## [Request]
Make a verbatim copy of the entries below; pictures stay out.

# Provided records start

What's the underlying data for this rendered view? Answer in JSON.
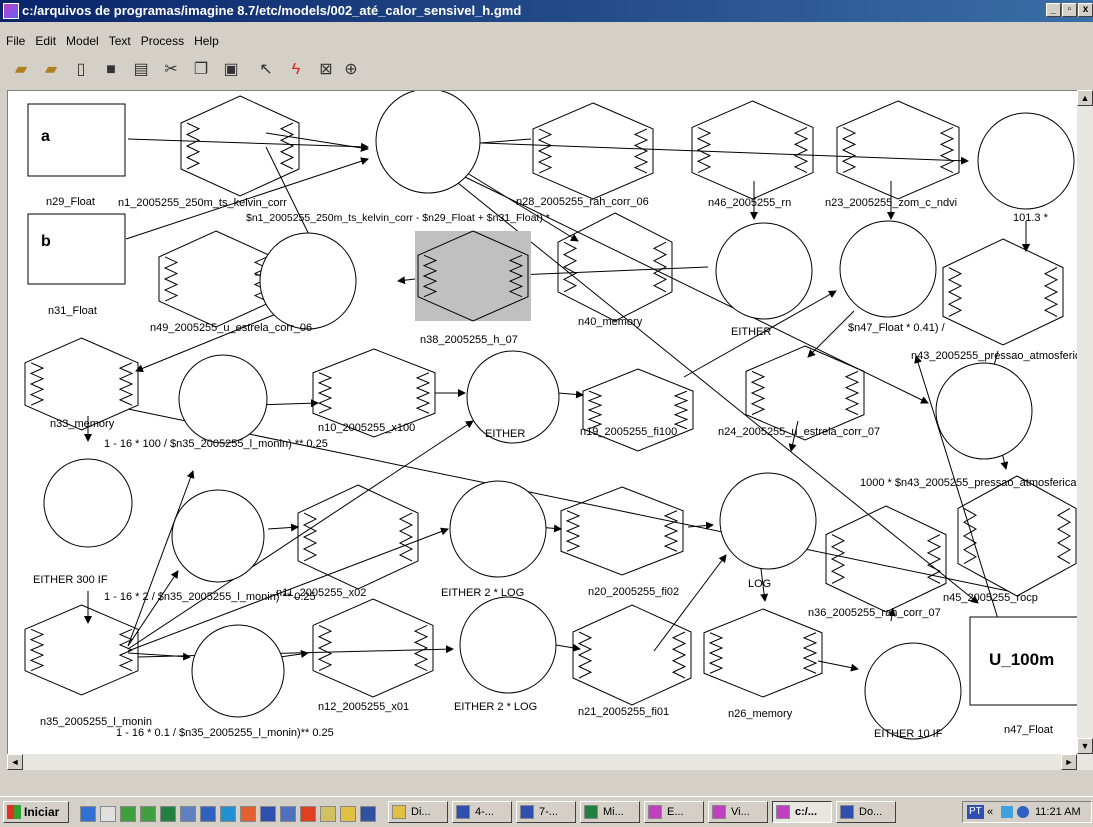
{
  "window": {
    "title": "c:/arquivos de programas/imagine 8.7/etc/models/002_até_calor_sensivel_h.gmd",
    "minimize_label": "_",
    "maximize_label": "▫",
    "close_label": "x"
  },
  "menu": {
    "items": [
      "File",
      "Edit",
      "Model",
      "Text",
      "Process",
      "Help"
    ]
  },
  "toolbar": {
    "icons": [
      "open-folder-icon",
      "open-model-icon",
      "new-icon",
      "save-icon",
      "print-icon",
      "cut-icon",
      "copy-icon",
      "paste-icon",
      "select-arrow-icon",
      "run-lightning-icon",
      "zoom-fit-icon",
      "zoom-icon"
    ]
  },
  "model": {
    "input_boxes": {
      "a": "a",
      "b": "b",
      "u": "U_100m"
    },
    "labels": {
      "n29": "n29_Float",
      "n31": "n31_Float",
      "n47": "n47_Float",
      "n1": "n1_2005255_250m_ts_kelvin_corr",
      "n28": "n28_2005255_rah_corr_06",
      "n46": "n46_2005255_rn",
      "n23": "n23_2005255_zom_c_ndvi",
      "n49": "n49_2005255_u_estrela_corr_06",
      "n38": "n38_2005255_h_07",
      "n40": "n40_memory",
      "n43": "n43_2005255_pressao_atmosferic",
      "n33": "n33_memory",
      "n10": "n10_2005255_x100",
      "n19": "n19_2005255_fi100",
      "n24": "n24_2005255_u_estrela_corr_07",
      "n11": "n11_2005255_x02",
      "n20": "n20_2005255_fi02",
      "n36": "n36_2005255_rah_corr_07",
      "n45": "n45_2005255_rocp",
      "n12": "n12_2005255_x01",
      "n21": "n21_2005255_fi01",
      "n26": "n26_memory",
      "n35": "n35_2005255_l_monin"
    },
    "functions": {
      "f1": "$n1_2005255_250m_ts_kelvin_corr - $n29_Float + $n31_Float) *",
      "f2": "101.3 *",
      "f3": "EITHER",
      "f4": "$n47_Float * 0.41) /",
      "f5": "EITHER",
      "f6": "1 - 16 * 100 / $n35_2005255_l_monin) ** 0.25",
      "f7": "EITHER 300 IF",
      "f8": "1000 * $n43_2005255_pressao_atmosferica",
      "f9": "1 - 16 * 2 / $n35_2005255_l_monin) ** 0.25",
      "f10": "EITHER 2 * LOG",
      "f11": "LOG",
      "f12": "1 - 16 * 0.1 / $n35_2005255_l_monin)** 0.25",
      "f13": "EITHER 2 * LOG",
      "f14": "EITHER 10 IF"
    }
  },
  "taskbar": {
    "start_label": "Iniciar",
    "tasks": [
      "Di...",
      "4-...",
      "7-...",
      "Mi...",
      "E...",
      "Vi...",
      "c:/...",
      "Do..."
    ],
    "tray_time": "11:21 AM",
    "tray_text": "PT"
  },
  "colors": {
    "titlebar_start": "#0a246a",
    "titlebar_end": "#3a6ea5",
    "selected_node": "#c0c0c0"
  }
}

# Provided records end

## [Right answer]
What's the underlying data for this rendered view? Answer in JSON.
{
  "window": {
    "title": "c:/arquivos de programas/imagine 8.7/etc/models/002_até_calor_sensivel_h.gmd",
    "minimize_label": "_",
    "maximize_label": "▫",
    "close_label": "x"
  },
  "menu": {
    "items": [
      "File",
      "Edit",
      "Model",
      "Text",
      "Process",
      "Help"
    ]
  },
  "toolbar": {
    "icons": [
      "open-folder-icon",
      "open-model-icon",
      "new-icon",
      "save-icon",
      "print-icon",
      "cut-icon",
      "copy-icon",
      "paste-icon",
      "select-arrow-icon",
      "run-lightning-icon",
      "zoom-fit-icon",
      "zoom-icon"
    ]
  },
  "model": {
    "input_boxes": {
      "a": "a",
      "b": "b",
      "u": "U_100m"
    },
    "labels": {
      "n29": "n29_Float",
      "n31": "n31_Float",
      "n47": "n47_Float",
      "n1": "n1_2005255_250m_ts_kelvin_corr",
      "n28": "n28_2005255_rah_corr_06",
      "n46": "n46_2005255_rn",
      "n23": "n23_2005255_zom_c_ndvi",
      "n49": "n49_2005255_u_estrela_corr_06",
      "n38": "n38_2005255_h_07",
      "n40": "n40_memory",
      "n43": "n43_2005255_pressao_atmosferic",
      "n33": "n33_memory",
      "n10": "n10_2005255_x100",
      "n19": "n19_2005255_fi100",
      "n24": "n24_2005255_u_estrela_corr_07",
      "n11": "n11_2005255_x02",
      "n20": "n20_2005255_fi02",
      "n36": "n36_2005255_rah_corr_07",
      "n45": "n45_2005255_rocp",
      "n12": "n12_2005255_x01",
      "n21": "n21_2005255_fi01",
      "n26": "n26_memory",
      "n35": "n35_2005255_l_monin"
    },
    "functions": {
      "f1": "$n1_2005255_250m_ts_kelvin_corr - $n29_Float + $n31_Float) *",
      "f2": "101.3 *",
      "f3": "EITHER",
      "f4": "$n47_Float * 0.41) /",
      "f5": "EITHER",
      "f6": "1 - 16 * 100 / $n35_2005255_l_monin) ** 0.25",
      "f7": "EITHER 300 IF",
      "f8": "1000 * $n43_2005255_pressao_atmosferica",
      "f9": "1 - 16 * 2 / $n35_2005255_l_monin) ** 0.25",
      "f10": "EITHER 2 * LOG",
      "f11": "LOG",
      "f12": "1 - 16 * 0.1 / $n35_2005255_l_monin)** 0.25",
      "f13": "EITHER 2 * LOG",
      "f14": "EITHER 10 IF"
    }
  },
  "taskbar": {
    "start_label": "Iniciar",
    "tasks": [
      "Di...",
      "4-...",
      "7-...",
      "Mi...",
      "E...",
      "Vi...",
      "c:/...",
      "Do..."
    ],
    "tray_time": "11:21 AM",
    "tray_text": "PT"
  },
  "colors": {
    "titlebar_start": "#0a246a",
    "titlebar_end": "#3a6ea5",
    "selected_node": "#c0c0c0"
  }
}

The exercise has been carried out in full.